WHAT THIS TASK INVOLVES: Go through the listing below and list every line with "Libella".

Data records
════════════════

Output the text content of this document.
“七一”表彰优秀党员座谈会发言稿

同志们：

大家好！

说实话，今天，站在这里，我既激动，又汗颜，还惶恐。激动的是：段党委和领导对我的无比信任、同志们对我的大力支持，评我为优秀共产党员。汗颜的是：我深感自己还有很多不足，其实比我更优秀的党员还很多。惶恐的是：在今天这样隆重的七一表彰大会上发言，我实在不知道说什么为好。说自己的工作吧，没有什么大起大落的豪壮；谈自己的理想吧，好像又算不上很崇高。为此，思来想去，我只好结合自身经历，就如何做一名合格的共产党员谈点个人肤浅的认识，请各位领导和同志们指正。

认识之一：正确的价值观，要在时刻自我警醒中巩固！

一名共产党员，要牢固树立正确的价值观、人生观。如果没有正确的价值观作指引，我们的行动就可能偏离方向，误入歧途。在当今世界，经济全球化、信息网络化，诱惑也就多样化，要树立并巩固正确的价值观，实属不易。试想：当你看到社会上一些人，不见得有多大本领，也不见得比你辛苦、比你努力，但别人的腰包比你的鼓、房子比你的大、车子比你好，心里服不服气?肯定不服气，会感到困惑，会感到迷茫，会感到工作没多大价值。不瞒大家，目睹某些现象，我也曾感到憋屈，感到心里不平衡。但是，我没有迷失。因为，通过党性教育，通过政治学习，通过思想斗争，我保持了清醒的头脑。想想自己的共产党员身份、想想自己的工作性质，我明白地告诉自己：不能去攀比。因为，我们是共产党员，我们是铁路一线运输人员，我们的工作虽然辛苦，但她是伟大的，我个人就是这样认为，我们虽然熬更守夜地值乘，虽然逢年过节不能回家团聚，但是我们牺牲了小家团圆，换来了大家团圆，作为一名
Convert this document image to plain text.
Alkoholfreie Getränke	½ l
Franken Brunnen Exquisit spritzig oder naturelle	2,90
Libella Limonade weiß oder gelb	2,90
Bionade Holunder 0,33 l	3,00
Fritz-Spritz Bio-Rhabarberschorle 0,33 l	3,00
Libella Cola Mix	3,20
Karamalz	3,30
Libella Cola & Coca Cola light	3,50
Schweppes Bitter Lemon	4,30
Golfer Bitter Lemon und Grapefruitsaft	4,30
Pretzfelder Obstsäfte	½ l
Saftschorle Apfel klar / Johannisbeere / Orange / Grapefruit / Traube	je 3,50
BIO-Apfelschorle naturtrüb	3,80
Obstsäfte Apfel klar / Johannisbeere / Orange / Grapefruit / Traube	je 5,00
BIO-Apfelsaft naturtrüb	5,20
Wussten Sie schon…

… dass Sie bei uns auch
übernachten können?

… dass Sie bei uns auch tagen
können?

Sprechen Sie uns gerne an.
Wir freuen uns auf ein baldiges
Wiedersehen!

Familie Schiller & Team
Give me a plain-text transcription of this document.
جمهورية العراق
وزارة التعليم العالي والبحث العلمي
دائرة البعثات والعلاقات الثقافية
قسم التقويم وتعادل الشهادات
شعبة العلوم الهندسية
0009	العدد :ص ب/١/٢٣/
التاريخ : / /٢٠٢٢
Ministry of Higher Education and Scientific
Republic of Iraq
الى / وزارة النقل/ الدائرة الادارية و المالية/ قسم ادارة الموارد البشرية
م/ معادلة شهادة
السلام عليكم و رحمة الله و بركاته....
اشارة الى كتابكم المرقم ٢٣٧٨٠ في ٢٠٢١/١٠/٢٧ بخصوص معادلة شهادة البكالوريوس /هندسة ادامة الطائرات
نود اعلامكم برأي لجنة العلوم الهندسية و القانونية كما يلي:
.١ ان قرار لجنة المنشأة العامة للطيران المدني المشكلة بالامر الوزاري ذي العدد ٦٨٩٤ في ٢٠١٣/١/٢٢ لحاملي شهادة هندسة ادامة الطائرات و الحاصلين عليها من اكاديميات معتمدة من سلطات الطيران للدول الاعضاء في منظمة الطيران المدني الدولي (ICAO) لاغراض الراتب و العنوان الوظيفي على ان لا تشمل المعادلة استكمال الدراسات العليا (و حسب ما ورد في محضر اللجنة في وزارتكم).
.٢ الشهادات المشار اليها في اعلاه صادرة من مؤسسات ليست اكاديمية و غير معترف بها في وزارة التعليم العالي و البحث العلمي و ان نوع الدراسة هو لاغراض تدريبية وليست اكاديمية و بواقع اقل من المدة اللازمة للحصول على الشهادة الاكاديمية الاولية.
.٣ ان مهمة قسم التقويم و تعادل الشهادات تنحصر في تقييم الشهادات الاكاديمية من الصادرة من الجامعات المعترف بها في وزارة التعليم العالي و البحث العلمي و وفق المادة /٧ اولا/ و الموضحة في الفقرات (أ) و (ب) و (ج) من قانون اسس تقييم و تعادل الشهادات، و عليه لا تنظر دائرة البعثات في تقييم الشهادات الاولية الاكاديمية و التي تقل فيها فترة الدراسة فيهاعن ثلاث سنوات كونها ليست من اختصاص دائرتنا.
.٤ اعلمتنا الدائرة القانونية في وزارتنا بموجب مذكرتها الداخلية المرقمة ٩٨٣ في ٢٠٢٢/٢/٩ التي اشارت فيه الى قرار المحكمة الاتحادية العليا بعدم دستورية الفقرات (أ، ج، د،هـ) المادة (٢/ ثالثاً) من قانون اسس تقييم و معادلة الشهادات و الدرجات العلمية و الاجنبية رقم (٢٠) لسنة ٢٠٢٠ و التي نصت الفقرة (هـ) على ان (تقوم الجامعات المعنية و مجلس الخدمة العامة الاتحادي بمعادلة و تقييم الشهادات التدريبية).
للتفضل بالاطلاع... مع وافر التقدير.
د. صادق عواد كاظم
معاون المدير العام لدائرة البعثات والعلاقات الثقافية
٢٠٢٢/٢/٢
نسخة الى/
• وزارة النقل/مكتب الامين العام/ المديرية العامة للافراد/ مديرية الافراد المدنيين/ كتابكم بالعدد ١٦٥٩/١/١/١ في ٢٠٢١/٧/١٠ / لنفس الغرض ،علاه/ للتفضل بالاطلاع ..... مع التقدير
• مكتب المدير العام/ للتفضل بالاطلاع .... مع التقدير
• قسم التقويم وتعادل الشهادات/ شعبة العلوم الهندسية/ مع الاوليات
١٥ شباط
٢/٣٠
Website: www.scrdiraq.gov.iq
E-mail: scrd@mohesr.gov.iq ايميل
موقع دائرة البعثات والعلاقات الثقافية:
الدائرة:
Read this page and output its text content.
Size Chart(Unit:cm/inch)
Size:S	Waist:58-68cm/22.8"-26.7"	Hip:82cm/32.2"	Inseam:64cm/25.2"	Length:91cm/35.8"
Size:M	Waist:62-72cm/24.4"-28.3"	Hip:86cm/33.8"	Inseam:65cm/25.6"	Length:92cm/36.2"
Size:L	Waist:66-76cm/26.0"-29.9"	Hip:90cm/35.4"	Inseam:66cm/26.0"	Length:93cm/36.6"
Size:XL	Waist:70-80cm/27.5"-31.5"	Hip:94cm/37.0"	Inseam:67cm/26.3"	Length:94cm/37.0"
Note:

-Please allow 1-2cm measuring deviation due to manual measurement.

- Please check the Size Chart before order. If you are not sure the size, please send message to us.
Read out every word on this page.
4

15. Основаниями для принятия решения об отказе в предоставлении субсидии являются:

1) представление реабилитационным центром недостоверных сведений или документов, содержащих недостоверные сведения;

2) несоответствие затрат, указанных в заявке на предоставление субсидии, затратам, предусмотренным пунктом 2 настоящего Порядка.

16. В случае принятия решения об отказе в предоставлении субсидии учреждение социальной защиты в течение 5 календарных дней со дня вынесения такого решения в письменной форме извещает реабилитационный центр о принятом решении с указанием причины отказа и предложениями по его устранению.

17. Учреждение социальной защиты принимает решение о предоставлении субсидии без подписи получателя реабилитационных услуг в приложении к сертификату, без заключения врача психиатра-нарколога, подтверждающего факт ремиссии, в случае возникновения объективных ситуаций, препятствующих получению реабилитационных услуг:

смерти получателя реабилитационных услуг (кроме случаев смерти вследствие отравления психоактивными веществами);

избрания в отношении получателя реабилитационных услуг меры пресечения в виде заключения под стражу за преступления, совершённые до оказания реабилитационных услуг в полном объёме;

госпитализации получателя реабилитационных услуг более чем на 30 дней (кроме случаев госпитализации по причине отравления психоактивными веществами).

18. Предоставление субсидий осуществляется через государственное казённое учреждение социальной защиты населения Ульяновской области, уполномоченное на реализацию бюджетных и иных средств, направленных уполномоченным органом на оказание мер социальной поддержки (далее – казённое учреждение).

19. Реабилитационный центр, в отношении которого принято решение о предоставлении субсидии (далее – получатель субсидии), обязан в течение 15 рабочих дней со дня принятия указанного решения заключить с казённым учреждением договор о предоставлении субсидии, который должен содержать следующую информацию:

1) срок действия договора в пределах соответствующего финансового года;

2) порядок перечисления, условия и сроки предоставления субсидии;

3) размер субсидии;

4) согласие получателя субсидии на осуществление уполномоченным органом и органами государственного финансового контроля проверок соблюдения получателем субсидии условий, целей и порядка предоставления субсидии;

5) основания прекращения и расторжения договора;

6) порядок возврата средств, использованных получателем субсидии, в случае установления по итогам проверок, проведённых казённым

════════════════

ANSWER TO THE EXERCISE:
Libella Limonade weiß oder gelb	2,90
Libella Cola Mix	3,20
Libella Cola & Coca Cola light	3,50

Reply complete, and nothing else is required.